> [Task directions]:
Skip every picture and transcribe the remaining material exactly.

> [Provided material]:
+++++

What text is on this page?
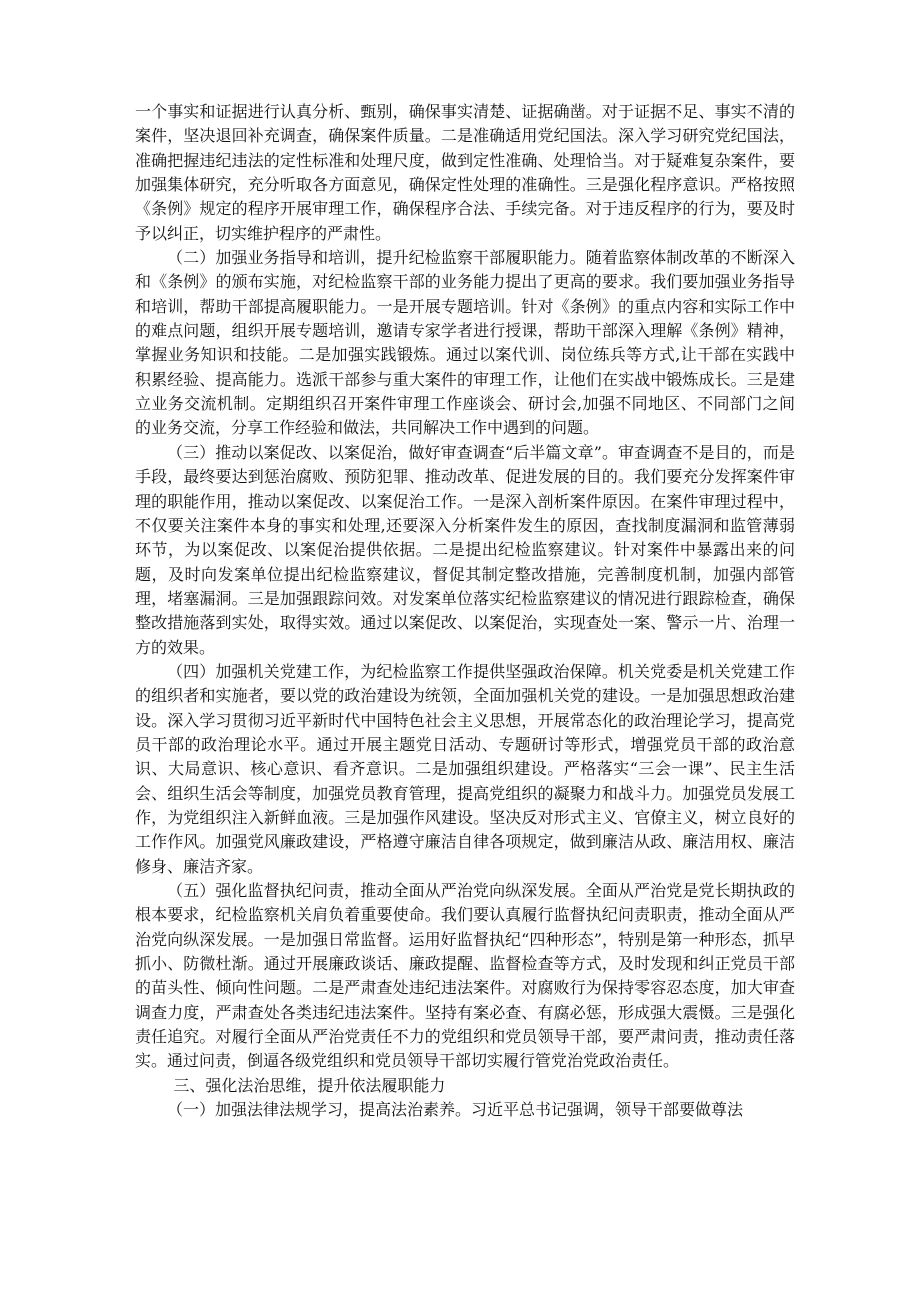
一个事实和证据进行认真分析、甄别，确保事实清楚、证据确凿。对于证据不足、事实不清的案件，坚决退回补充调查，确保案件质量。二是准确适用党纪国法。深入学习研究党纪国法，准确把握违纪违法的定性标准和处理尺度，做到定性准确、处理恰当。对于疑难复杂案件，要加强集体研究，充分听取各方面意见，确保定性处理的准确性。三是强化程序意识。严格按照《条例》规定的程序开展审理工作，确保程序合法、手续完备。对于违反程序的行为，要及时予以纠正，切实维护程序的严肃性。

（二）加强业务指导和培训，提升纪检监察干部履职能力。随着监察体制改革的不断深入和《条例》的颁布实施，对纪检监察干部的业务能力提出了更高的要求。我们要加强业务指导和培训，帮助干部提高履职能力。一是开展专题培训。针对《条例》的重点内容和实际工作中的难点问题，组织开展专题培训，邀请专家学者进行授课，帮助干部深入理解《条例》精神，掌握业务知识和技能。二是加强实践锻炼。通过以案代训、岗位练兵等方式,让干部在实践中积累经验、提高能力。选派干部参与重大案件的审理工作，让他们在实战中锻炼成长。三是建立业务交流机制。定期组织召开案件审理工作座谈会、研讨会,加强不同地区、不同部门之间的业务交流，分享工作经验和做法，共同解决工作中遇到的问题。

（三）推动以案促改、以案促治，做好审查调查“后半篇文章”。审查调查不是目的，而是手段，最终要达到惩治腐败、预防犯罪、推动改革、促进发展的目的。我们要充分发挥案件审理的职能作用，推动以案促改、以案促治工作。一是深入剖析案件原因。在案件审理过程中，不仅要关注案件本身的事实和处理,还要深入分析案件发生的原因，查找制度漏洞和监管薄弱环节，为以案促改、以案促治提供依据。二是提出纪检监察建议。针对案件中暴露出来的问题，及时向发案单位提出纪检监察建议，督促其制定整改措施，完善制度机制，加强内部管理，堵塞漏洞。三是加强跟踪问效。对发案单位落实纪检监察建议的情况进行跟踪检查，确保整改措施落到实处，取得实效。通过以案促改、以案促治，实现查处一案、警示一片、治理一方的效果。

（四）加强机关党建工作，为纪检监察工作提供坚强政治保障。机关党委是机关党建工作的组织者和实施者，要以党的政治建设为统领，全面加强机关党的建设。一是加强思想政治建设。深入学习贯彻习近平新时代中国特色社会主义思想，开展常态化的政治理论学习，提高党员干部的政治理论水平。通过开展主题党日活动、专题研讨等形式，增强党员干部的政治意识、大局意识、核心意识、看齐意识。二是加强组织建设。严格落实“三会一课”、民主生活会、组织生活会等制度，加强党员教育管理，提高党组织的凝聚力和战斗力。加强党员发展工作，为党组织注入新鲜血液。三是加强作风建设。坚决反对形式主义、官僚主义，树立良好的工作作风。加强党风廉政建设，严格遵守廉洁自律各项规定，做到廉洁从政、廉洁用权、廉洁修身、廉洁齐家。

（五）强化监督执纪问责，推动全面从严治党向纵深发展。全面从严治党是党长期执政的根本要求，纪检监察机关肩负着重要使命。我们要认真履行监督执纪问责职责，推动全面从严治党向纵深发展。一是加强日常监督。运用好监督执纪“四种形态”，特别是第一种形态，抓早抓小、防微杜渐。通过开展廉政谈话、廉政提醒、监督检查等方式，及时发现和纠正党员干部的苗头性、倾向性问题。二是严肃查处违纪违法案件。对腐败行为保持零容忍态度，加大审查调查力度，严肃查处各类违纪违法案件。坚持有案必查、有腐必惩，形成强大震慑。三是强化责任追究。对履行全面从严治党责任不力的党组织和党员领导干部，要严肃问责，推动责任落实。通过问责，倒逼各级党组织和党员领导干部切实履行管党治党政治责任。

三、强化法治思维，提升依法履职能力

（一）加强法律法规学习，提高法治素养。习近平总书记强调，领导干部要做尊法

+++++

> [Answer to this problem]:
What text is on this page?
一个事实和证据进行认真分析、甄别，确保事实清楚、证据确凿。对于证据不足、事实不清的案件，坚决退回补充调查，确保案件质量。二是准确适用党纪国法。深入学习研究党纪国法，准确把握违纪违法的定性标准和处理尺度，做到定性准确、处理恰当。对于疑难复杂案件，要加强集体研究，充分听取各方面意见，确保定性处理的准确性。三是强化程序意识。严格按照《条例》规定的程序开展审理工作，确保程序合法、手续完备。对于违反程序的行为，要及时予以纠正，切实维护程序的严肃性。

（二）加强业务指导和培训，提升纪检监察干部履职能力。随着监察体制改革的不断深入和《条例》的颁布实施，对纪检监察干部的业务能力提出了更高的要求。我们要加强业务指导和培训，帮助干部提高履职能力。一是开展专题培训。针对《条例》的重点内容和实际工作中的难点问题，组织开展专题培训，邀请专家学者进行授课，帮助干部深入理解《条例》精神，掌握业务知识和技能。二是加强实践锻炼。通过以案代训、岗位练兵等方式,让干部在实践中积累经验、提高能力。选派干部参与重大案件的审理工作，让他们在实战中锻炼成长。三是建立业务交流机制。定期组织召开案件审理工作座谈会、研讨会,加强不同地区、不同部门之间的业务交流，分享工作经验和做法，共同解决工作中遇到的问题。

（三）推动以案促改、以案促治，做好审查调查“后半篇文章”。审查调查不是目的，而是手段，最终要达到惩治腐败、预防犯罪、推动改革、促进发展的目的。我们要充分发挥案件审理的职能作用，推动以案促改、以案促治工作。一是深入剖析案件原因。在案件审理过程中，不仅要关注案件本身的事实和处理,还要深入分析案件发生的原因，查找制度漏洞和监管薄弱环节，为以案促改、以案促治提供依据。二是提出纪检监察建议。针对案件中暴露出来的问题，及时向发案单位提出纪检监察建议，督促其制定整改措施，完善制度机制，加强内部管理，堵塞漏洞。三是加强跟踪问效。对发案单位落实纪检监察建议的情况进行跟踪检查，确保整改措施落到实处，取得实效。通过以案促改、以案促治，实现查处一案、警示一片、治理一方的效果。

（四）加强机关党建工作，为纪检监察工作提供坚强政治保障。机关党委是机关党建工作的组织者和实施者，要以党的政治建设为统领，全面加强机关党的建设。一是加强思想政治建设。深入学习贯彻习近平新时代中国特色社会主义思想，开展常态化的政治理论学习，提高党员干部的政治理论水平。通过开展主题党日活动、专题研讨等形式，增强党员干部的政治意识、大局意识、核心意识、看齐意识。二是加强组织建设。严格落实“三会一课”、民主生活会、组织生活会等制度，加强党员教育管理，提高党组织的凝聚力和战斗力。加强党员发展工作，为党组织注入新鲜血液。三是加强作风建设。坚决反对形式主义、官僚主义，树立良好的工作作风。加强党风廉政建设，严格遵守廉洁自律各项规定，做到廉洁从政、廉洁用权、廉洁修身、廉洁齐家。

（五）强化监督执纪问责，推动全面从严治党向纵深发展。全面从严治党是党长期执政的根本要求，纪检监察机关肩负着重要使命。我们要认真履行监督执纪问责职责，推动全面从严治党向纵深发展。一是加强日常监督。运用好监督执纪“四种形态”，特别是第一种形态，抓早抓小、防微杜渐。通过开展廉政谈话、廉政提醒、监督检查等方式，及时发现和纠正党员干部的苗头性、倾向性问题。二是严肃查处违纪违法案件。对腐败行为保持零容忍态度，加大审查调查力度，严肃查处各类违纪违法案件。坚持有案必查、有腐必惩，形成强大震慑。三是强化责任追究。对履行全面从严治党责任不力的党组织和党员领导干部，要严肃问责，推动责任落实。通过问责，倒逼各级党组织和党员领导干部切实履行管党治党政治责任。

三、强化法治思维，提升依法履职能力

（一）加强法律法规学习，提高法治素养。习近平总书记强调，领导干部要做尊法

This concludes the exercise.